**The records:**
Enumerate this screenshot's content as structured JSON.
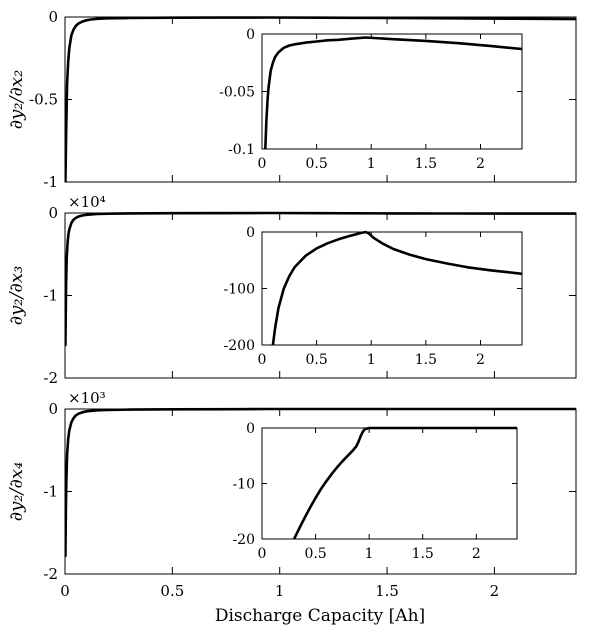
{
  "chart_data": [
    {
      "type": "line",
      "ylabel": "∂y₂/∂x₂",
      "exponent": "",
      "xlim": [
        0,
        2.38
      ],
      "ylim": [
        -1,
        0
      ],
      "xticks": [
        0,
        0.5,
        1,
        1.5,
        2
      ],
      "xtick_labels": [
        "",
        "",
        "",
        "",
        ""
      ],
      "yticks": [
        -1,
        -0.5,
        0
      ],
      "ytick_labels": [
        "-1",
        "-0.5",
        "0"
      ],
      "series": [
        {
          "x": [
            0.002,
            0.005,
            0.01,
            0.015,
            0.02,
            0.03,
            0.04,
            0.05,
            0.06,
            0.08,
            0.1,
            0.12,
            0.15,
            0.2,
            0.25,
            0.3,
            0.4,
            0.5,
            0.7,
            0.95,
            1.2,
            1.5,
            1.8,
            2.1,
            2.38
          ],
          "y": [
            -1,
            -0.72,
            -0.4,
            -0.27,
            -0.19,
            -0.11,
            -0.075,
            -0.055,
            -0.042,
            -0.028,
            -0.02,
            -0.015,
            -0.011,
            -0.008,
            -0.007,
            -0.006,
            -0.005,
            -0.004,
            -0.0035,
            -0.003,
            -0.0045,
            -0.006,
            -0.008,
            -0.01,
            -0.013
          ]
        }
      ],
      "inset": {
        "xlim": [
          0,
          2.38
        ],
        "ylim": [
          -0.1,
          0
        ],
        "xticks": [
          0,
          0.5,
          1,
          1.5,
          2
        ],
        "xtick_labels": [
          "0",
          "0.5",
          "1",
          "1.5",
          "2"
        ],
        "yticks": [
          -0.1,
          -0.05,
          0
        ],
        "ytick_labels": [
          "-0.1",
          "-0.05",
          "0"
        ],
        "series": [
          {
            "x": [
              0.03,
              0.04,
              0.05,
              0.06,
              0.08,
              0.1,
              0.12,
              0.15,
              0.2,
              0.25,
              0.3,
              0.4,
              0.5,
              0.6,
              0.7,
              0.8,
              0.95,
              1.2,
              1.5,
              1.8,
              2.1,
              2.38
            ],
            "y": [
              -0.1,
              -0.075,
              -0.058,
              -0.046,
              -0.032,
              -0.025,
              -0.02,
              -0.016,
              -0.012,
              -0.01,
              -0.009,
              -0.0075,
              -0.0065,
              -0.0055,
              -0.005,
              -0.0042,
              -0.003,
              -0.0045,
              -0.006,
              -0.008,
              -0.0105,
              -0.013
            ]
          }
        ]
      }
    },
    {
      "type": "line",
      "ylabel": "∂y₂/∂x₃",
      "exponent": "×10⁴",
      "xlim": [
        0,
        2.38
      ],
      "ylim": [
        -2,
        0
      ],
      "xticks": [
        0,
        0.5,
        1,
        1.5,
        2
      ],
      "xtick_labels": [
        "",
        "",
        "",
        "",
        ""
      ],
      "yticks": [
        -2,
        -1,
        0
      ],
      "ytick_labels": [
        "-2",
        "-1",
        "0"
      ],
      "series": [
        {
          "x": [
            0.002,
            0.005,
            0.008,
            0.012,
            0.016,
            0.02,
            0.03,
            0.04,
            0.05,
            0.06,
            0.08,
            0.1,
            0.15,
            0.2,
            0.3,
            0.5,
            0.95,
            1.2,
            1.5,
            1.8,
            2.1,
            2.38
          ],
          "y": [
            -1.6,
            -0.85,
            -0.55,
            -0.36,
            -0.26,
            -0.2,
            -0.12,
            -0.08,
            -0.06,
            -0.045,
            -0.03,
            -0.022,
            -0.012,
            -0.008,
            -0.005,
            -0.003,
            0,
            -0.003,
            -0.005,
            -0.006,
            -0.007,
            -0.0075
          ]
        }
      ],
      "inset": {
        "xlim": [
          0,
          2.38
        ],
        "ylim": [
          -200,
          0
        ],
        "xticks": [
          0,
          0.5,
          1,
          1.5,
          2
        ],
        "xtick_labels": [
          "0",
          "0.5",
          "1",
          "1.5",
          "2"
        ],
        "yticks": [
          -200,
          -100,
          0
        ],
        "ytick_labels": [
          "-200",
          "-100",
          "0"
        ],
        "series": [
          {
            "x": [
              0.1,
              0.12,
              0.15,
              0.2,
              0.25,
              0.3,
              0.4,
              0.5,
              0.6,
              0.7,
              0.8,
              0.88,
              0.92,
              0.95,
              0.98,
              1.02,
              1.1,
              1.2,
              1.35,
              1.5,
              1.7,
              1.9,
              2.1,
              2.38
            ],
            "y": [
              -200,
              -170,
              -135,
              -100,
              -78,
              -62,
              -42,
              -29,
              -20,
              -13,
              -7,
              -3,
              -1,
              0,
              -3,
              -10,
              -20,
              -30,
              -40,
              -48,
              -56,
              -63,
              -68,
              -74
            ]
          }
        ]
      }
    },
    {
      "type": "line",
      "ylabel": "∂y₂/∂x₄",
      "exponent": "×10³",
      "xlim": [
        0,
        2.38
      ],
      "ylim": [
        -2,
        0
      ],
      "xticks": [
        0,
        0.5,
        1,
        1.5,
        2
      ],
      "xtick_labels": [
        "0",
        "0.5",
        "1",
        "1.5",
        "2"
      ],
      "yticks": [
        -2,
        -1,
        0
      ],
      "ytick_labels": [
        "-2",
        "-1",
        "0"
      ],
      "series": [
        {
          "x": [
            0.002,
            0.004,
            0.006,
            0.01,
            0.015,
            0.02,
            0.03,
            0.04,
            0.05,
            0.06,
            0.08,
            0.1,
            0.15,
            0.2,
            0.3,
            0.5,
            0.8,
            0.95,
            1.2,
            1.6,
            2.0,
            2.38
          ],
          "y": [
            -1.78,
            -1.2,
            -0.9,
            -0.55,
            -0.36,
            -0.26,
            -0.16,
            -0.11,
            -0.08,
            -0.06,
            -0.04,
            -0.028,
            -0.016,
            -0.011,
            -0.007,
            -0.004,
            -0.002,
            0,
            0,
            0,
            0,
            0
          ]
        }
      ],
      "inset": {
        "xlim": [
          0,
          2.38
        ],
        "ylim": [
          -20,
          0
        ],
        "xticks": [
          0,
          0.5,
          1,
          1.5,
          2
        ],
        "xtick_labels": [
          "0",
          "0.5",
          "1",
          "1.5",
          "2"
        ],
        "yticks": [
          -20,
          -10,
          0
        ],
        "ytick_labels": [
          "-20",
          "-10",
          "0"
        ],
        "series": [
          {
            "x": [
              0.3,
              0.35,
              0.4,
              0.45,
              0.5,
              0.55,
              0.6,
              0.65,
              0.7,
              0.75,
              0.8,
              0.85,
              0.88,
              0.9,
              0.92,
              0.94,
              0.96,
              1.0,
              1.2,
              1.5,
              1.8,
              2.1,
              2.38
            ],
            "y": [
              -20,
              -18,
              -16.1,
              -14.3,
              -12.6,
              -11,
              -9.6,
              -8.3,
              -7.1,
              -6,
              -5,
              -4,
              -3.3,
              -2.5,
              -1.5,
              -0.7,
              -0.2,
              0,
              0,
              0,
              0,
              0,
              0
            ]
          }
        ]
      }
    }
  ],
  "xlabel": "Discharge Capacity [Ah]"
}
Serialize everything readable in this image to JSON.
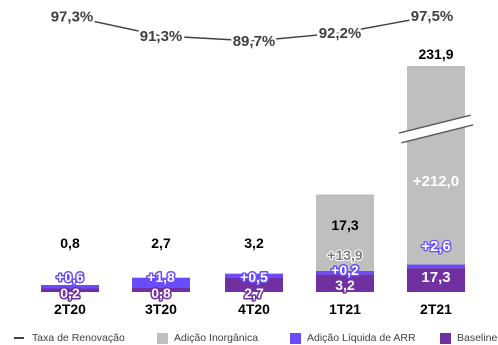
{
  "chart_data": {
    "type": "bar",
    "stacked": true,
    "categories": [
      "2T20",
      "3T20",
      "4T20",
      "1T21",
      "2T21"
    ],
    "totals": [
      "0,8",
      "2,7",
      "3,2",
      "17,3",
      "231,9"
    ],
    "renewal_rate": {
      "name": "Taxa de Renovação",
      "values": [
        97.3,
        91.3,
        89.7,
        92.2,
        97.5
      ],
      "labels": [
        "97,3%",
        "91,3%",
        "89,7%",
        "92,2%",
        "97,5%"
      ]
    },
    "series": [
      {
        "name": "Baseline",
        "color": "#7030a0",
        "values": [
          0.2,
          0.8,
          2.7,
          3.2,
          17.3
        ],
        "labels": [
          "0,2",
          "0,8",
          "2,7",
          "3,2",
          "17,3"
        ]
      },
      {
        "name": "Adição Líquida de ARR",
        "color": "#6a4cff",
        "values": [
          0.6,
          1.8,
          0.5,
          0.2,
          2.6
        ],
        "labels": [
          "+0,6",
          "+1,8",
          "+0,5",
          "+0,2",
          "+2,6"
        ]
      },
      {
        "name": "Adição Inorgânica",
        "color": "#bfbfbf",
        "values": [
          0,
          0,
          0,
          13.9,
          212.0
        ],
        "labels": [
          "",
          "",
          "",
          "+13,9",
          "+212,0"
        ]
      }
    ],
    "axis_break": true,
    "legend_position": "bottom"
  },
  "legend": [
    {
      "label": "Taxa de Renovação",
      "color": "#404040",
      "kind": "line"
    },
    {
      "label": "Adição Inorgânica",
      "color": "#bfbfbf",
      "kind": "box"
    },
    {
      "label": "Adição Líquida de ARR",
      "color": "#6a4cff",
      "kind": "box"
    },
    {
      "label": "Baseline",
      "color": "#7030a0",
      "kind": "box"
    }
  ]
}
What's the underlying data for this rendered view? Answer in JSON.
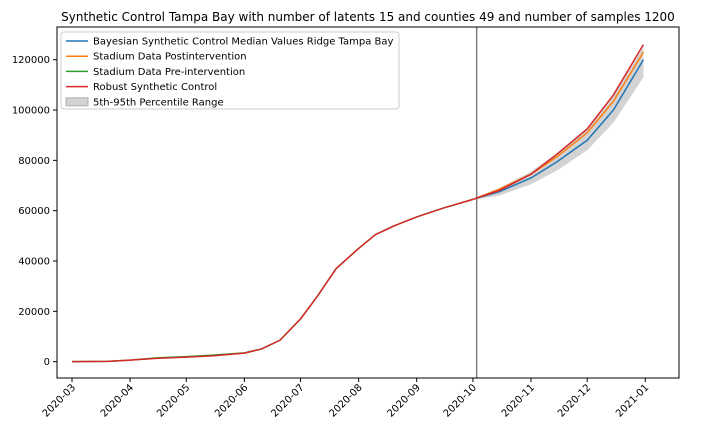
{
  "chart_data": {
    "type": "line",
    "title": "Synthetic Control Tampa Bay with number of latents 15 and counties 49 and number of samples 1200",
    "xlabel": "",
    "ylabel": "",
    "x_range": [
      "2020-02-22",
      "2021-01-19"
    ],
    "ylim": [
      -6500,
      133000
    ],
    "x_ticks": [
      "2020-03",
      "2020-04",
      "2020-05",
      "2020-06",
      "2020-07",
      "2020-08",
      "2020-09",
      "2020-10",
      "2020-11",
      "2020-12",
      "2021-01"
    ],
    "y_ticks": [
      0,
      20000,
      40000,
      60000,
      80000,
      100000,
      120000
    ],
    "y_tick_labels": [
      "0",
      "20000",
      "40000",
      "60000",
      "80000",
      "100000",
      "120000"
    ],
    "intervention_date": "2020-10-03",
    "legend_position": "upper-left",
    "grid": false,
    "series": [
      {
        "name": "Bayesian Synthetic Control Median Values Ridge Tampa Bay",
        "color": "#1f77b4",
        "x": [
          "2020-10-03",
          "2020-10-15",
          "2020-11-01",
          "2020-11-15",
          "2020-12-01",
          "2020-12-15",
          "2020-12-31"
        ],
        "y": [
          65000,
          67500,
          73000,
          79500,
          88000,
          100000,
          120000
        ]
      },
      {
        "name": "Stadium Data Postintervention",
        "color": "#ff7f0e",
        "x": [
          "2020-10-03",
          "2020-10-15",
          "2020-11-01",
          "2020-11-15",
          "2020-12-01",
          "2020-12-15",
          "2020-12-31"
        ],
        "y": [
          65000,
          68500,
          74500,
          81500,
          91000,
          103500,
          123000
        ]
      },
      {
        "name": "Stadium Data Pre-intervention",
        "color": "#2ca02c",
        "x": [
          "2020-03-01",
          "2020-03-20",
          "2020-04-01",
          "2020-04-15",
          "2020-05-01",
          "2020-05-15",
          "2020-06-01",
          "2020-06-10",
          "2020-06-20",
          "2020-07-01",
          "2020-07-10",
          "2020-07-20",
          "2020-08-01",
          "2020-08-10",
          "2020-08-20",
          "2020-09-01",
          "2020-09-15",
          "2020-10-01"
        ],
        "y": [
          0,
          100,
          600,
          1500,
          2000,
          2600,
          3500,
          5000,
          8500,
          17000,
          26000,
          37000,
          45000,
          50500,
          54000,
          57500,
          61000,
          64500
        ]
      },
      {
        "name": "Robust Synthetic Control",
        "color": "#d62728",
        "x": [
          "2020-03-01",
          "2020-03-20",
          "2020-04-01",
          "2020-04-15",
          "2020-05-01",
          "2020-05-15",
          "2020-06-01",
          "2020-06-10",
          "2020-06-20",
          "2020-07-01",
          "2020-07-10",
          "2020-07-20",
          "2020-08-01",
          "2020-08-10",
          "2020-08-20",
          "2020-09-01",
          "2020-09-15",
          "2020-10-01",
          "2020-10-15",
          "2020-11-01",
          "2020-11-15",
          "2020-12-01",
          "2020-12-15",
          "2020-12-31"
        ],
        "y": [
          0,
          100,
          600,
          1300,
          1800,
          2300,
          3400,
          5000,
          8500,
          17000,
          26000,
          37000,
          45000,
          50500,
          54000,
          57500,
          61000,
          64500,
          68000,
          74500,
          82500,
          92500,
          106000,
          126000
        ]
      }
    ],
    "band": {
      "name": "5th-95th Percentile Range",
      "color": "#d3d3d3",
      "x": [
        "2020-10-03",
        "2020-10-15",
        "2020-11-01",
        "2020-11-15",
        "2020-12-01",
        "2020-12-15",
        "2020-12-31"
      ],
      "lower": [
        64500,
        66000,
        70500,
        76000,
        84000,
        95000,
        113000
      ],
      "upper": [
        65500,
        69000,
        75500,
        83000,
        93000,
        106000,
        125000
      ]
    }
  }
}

**Task directions:** Within the data above, pick out all lines holding the word "Taxa".

**Solution for this exercise:**
      "name": "Taxa de Renovação",
      "label": "Taxa de Renovação",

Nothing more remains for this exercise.